» Given instruction
Below are some records. Count the lines with "previous" in them and give nothing but the total.

──────

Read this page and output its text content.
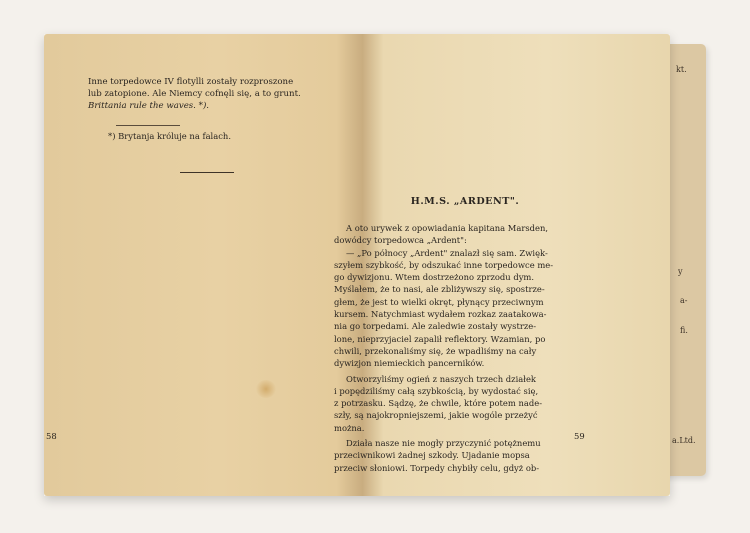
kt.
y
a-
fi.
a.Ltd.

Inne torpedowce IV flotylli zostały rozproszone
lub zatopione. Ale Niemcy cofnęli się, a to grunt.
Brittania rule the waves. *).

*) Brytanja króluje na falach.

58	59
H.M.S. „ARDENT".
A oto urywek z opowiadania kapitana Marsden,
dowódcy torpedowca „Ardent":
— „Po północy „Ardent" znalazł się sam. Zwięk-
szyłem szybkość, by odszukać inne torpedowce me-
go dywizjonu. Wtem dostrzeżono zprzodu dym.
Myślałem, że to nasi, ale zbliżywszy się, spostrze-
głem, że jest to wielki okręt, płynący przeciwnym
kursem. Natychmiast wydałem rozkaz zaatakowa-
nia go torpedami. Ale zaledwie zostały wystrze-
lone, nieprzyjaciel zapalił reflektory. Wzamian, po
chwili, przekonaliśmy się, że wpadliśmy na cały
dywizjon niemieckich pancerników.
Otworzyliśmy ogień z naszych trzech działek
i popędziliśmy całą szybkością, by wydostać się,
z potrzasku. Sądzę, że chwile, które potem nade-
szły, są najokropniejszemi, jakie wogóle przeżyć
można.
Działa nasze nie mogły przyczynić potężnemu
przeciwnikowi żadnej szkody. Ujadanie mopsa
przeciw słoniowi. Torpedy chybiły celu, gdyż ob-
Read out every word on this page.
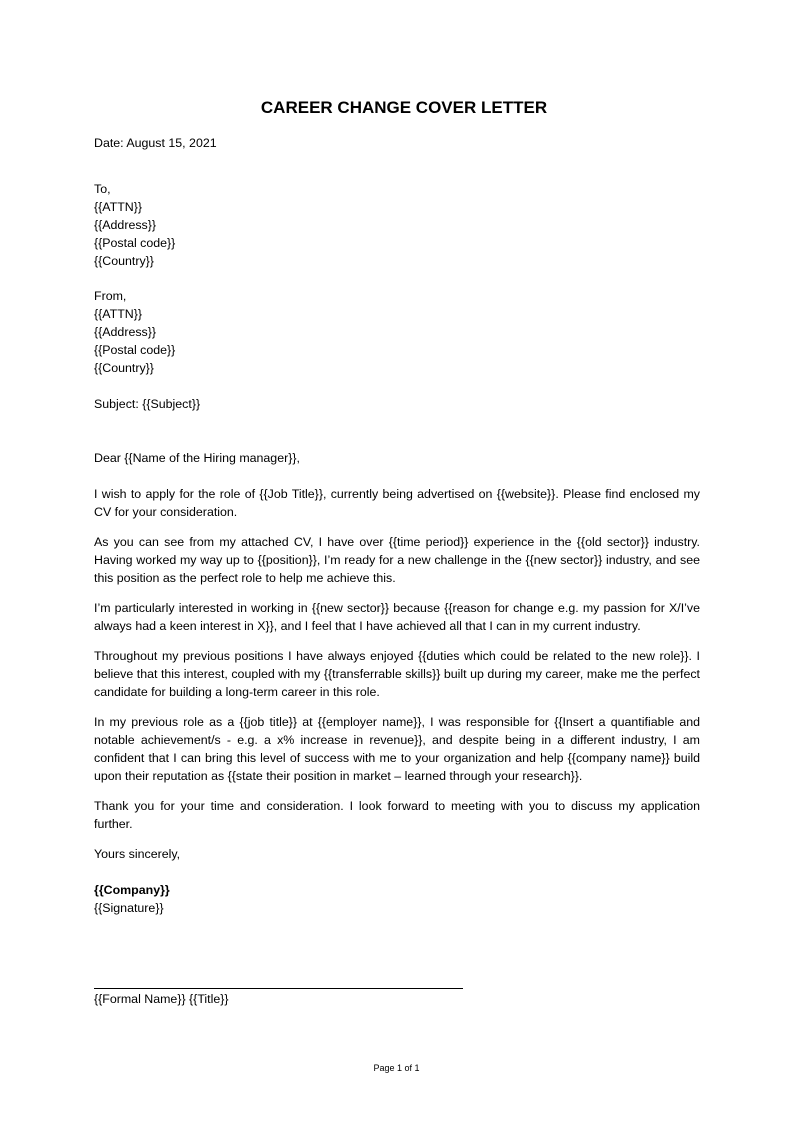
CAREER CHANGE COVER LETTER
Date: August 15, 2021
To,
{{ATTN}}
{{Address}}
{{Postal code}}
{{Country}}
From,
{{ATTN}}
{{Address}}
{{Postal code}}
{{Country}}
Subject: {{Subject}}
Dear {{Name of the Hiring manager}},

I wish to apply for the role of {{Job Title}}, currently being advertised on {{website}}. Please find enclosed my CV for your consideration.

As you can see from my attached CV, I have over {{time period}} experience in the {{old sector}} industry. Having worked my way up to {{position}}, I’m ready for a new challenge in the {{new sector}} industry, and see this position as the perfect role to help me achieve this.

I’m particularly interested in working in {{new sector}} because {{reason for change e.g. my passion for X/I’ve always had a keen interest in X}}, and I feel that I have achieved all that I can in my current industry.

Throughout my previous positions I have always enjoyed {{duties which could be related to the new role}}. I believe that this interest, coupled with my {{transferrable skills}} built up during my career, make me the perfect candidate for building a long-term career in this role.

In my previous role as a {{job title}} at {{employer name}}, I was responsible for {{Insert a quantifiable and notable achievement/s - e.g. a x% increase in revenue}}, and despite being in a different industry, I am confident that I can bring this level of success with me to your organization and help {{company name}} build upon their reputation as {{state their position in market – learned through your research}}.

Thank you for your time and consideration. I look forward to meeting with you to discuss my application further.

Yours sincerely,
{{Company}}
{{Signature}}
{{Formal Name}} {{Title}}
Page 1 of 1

──────

» Written solution
2